Can you find the lines of the listing that include "rank" and copy every one?
*** Block opens ***
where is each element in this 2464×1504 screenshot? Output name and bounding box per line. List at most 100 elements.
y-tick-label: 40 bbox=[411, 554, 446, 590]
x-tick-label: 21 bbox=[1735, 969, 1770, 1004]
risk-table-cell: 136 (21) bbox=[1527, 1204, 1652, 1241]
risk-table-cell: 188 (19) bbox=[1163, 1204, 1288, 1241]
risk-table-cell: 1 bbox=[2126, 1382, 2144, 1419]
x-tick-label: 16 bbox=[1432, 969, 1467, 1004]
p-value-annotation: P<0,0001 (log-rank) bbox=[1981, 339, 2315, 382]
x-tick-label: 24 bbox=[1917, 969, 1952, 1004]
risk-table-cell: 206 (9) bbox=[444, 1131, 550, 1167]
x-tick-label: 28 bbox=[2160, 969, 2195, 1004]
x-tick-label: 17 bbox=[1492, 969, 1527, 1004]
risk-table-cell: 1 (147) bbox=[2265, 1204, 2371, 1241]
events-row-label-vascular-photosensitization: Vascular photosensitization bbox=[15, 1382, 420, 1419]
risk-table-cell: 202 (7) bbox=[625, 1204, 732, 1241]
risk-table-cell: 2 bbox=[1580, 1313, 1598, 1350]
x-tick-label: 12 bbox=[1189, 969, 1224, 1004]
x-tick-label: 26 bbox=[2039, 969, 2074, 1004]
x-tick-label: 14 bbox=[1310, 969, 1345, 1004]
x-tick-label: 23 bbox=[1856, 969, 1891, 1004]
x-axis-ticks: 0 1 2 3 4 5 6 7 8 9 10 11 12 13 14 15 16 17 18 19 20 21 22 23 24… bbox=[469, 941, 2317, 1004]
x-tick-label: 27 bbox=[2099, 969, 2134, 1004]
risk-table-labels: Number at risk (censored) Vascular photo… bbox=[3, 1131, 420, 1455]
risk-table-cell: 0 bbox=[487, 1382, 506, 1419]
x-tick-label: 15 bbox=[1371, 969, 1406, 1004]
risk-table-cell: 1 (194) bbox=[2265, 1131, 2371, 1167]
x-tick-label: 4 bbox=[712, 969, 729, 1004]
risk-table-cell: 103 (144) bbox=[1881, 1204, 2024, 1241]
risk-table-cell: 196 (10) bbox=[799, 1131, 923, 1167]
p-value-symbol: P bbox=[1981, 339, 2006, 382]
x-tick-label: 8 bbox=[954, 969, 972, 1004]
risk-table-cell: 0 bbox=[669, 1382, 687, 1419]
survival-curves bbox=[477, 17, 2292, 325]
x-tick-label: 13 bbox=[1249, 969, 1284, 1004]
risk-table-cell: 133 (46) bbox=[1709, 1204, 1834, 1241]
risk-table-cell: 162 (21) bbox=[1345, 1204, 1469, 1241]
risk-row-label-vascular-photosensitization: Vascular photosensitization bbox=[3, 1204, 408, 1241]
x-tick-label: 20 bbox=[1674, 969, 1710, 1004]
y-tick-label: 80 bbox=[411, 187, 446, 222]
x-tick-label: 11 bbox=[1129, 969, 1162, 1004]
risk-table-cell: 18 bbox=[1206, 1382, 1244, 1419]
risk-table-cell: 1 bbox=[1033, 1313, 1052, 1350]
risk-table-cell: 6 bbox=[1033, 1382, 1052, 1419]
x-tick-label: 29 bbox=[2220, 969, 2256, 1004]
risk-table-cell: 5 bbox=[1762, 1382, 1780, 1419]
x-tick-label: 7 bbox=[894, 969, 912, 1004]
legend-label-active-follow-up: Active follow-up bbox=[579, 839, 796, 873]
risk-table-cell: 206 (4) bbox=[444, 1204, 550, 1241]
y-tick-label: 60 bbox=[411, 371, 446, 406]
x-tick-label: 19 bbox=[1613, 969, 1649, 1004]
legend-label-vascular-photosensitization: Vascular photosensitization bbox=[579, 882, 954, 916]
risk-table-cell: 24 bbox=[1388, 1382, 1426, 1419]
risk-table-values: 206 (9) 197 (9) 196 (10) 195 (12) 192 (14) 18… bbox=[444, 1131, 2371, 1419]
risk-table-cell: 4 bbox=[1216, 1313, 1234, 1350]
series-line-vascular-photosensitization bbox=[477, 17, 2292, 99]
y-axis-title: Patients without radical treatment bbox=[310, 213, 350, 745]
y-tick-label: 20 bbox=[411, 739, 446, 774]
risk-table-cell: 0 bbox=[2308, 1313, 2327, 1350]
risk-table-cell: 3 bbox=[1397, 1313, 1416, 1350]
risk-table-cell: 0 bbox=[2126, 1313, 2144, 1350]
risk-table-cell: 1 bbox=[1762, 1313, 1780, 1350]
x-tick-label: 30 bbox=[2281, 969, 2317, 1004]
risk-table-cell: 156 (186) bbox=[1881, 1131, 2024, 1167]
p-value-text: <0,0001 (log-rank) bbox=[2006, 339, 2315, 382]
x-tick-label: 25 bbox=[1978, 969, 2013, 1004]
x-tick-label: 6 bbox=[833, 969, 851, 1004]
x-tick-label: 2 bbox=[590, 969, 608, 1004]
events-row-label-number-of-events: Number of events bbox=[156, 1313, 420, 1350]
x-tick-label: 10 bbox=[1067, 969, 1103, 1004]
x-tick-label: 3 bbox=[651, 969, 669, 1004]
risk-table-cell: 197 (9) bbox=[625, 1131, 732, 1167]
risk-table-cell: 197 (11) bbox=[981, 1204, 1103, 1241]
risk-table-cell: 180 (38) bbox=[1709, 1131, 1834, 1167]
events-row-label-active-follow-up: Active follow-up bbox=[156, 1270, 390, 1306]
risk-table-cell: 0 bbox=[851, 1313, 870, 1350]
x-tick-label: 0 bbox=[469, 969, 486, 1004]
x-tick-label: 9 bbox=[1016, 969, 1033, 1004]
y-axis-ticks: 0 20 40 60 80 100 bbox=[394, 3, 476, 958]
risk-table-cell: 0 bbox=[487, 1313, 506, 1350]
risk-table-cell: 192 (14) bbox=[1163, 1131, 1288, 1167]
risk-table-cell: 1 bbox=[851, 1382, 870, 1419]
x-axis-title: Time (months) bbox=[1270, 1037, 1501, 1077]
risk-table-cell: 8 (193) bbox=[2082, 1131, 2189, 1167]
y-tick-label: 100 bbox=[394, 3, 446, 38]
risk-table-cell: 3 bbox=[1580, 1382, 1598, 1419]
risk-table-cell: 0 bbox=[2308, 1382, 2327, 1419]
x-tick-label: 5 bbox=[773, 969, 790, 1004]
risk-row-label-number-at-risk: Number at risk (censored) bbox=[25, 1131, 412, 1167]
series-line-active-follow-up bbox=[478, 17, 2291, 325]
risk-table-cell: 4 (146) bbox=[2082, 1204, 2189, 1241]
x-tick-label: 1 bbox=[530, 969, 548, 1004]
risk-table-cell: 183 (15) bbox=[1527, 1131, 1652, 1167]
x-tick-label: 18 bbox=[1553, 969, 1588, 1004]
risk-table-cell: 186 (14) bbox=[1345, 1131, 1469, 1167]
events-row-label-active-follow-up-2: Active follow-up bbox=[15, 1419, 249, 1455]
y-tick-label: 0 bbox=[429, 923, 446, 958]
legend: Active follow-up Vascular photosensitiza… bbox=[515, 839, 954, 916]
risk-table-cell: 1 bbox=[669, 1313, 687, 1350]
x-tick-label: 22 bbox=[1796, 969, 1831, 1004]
*** Block closes ***
[Answer box]
p-value-annotation: P<0,0001 (log-rank) bbox=[1981, 339, 2315, 382]
p-value-text: <0,0001 (log-rank) bbox=[2006, 339, 2315, 382]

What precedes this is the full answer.